Given information:
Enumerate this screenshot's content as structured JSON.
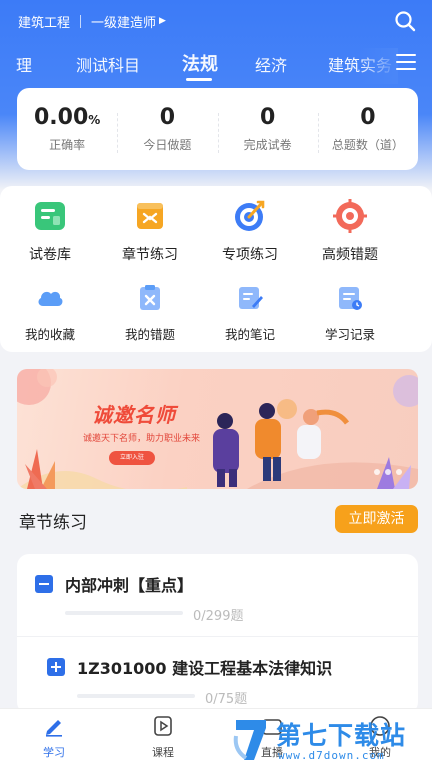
{
  "topbar": {
    "subject": "建筑工程",
    "level": "一级建造师",
    "level_arrow": "▶"
  },
  "tabs": [
    {
      "label": "理"
    },
    {
      "label": "测试科目"
    },
    {
      "label": "法规"
    },
    {
      "label": "经济"
    },
    {
      "label": "建筑实务"
    }
  ],
  "stats": [
    {
      "value": "0.00",
      "unit": "%",
      "label": "正确率"
    },
    {
      "value": "0",
      "unit": "",
      "label": "今日做题"
    },
    {
      "value": "0",
      "unit": "",
      "label": "完成试卷"
    },
    {
      "value": "0",
      "unit": "",
      "label": "总题数（道）"
    }
  ],
  "functions_primary": [
    {
      "label": "试卷库",
      "icon": "exam-library-icon"
    },
    {
      "label": "章节练习",
      "icon": "chapter-practice-icon"
    },
    {
      "label": "专项练习",
      "icon": "target-icon"
    },
    {
      "label": "高频错题",
      "icon": "frequent-errors-icon"
    }
  ],
  "functions_secondary": [
    {
      "label": "我的收藏",
      "icon": "cloud-icon"
    },
    {
      "label": "我的错题",
      "icon": "wrong-questions-icon"
    },
    {
      "label": "我的笔记",
      "icon": "notes-icon"
    },
    {
      "label": "学习记录",
      "icon": "study-record-icon"
    }
  ],
  "banner": {
    "title": "诚邀名师",
    "subtitle": "诚邀天下名师，助力职业未来",
    "button": "立即入驻"
  },
  "section": {
    "title": "章节练习",
    "action": "立即激活"
  },
  "chapters": [
    {
      "title": "内部冲刺【重点】",
      "count": "0/299题",
      "progress": 0,
      "expanded": true
    },
    {
      "title": "1Z301000 建设工程基本法律知识",
      "count": "0/75题",
      "progress": 0,
      "expanded": false
    }
  ],
  "bottom_nav": [
    {
      "label": "学习",
      "icon": "pen-icon",
      "active": true
    },
    {
      "label": "课程",
      "icon": "play-icon",
      "active": false
    },
    {
      "label": "直播",
      "icon": "live-icon",
      "active": false
    },
    {
      "label": "我的",
      "icon": "profile-icon",
      "active": false
    }
  ],
  "watermark": {
    "text": "第七下载站",
    "url": "www.d7down.com"
  },
  "colors": {
    "primary": "#3c7bf7",
    "accent": "#f7a11b",
    "banner_red": "#ef4b3a"
  }
}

Goal of the exercise: Print all of the entries word for word. Skip any images they contain.

Correct response:
Enumerate this screenshot's content as structured JSON.
{
  "topbar": {
    "subject": "建筑工程",
    "level": "一级建造师",
    "level_arrow": "▶"
  },
  "tabs": [
    {
      "label": "理"
    },
    {
      "label": "测试科目"
    },
    {
      "label": "法规"
    },
    {
      "label": "经济"
    },
    {
      "label": "建筑实务"
    }
  ],
  "stats": [
    {
      "value": "0.00",
      "unit": "%",
      "label": "正确率"
    },
    {
      "value": "0",
      "unit": "",
      "label": "今日做题"
    },
    {
      "value": "0",
      "unit": "",
      "label": "完成试卷"
    },
    {
      "value": "0",
      "unit": "",
      "label": "总题数（道）"
    }
  ],
  "functions_primary": [
    {
      "label": "试卷库",
      "icon": "exam-library-icon"
    },
    {
      "label": "章节练习",
      "icon": "chapter-practice-icon"
    },
    {
      "label": "专项练习",
      "icon": "target-icon"
    },
    {
      "label": "高频错题",
      "icon": "frequent-errors-icon"
    }
  ],
  "functions_secondary": [
    {
      "label": "我的收藏",
      "icon": "cloud-icon"
    },
    {
      "label": "我的错题",
      "icon": "wrong-questions-icon"
    },
    {
      "label": "我的笔记",
      "icon": "notes-icon"
    },
    {
      "label": "学习记录",
      "icon": "study-record-icon"
    }
  ],
  "banner": {
    "title": "诚邀名师",
    "subtitle": "诚邀天下名师，助力职业未来",
    "button": "立即入驻"
  },
  "section": {
    "title": "章节练习",
    "action": "立即激活"
  },
  "chapters": [
    {
      "title": "内部冲刺【重点】",
      "count": "0/299题",
      "progress": 0,
      "expanded": true
    },
    {
      "title": "1Z301000 建设工程基本法律知识",
      "count": "0/75题",
      "progress": 0,
      "expanded": false
    }
  ],
  "bottom_nav": [
    {
      "label": "学习",
      "icon": "pen-icon",
      "active": true
    },
    {
      "label": "课程",
      "icon": "play-icon",
      "active": false
    },
    {
      "label": "直播",
      "icon": "live-icon",
      "active": false
    },
    {
      "label": "我的",
      "icon": "profile-icon",
      "active": false
    }
  ],
  "watermark": {
    "text": "第七下载站",
    "url": "www.d7down.com"
  },
  "colors": {
    "primary": "#3c7bf7",
    "accent": "#f7a11b",
    "banner_red": "#ef4b3a"
  }
}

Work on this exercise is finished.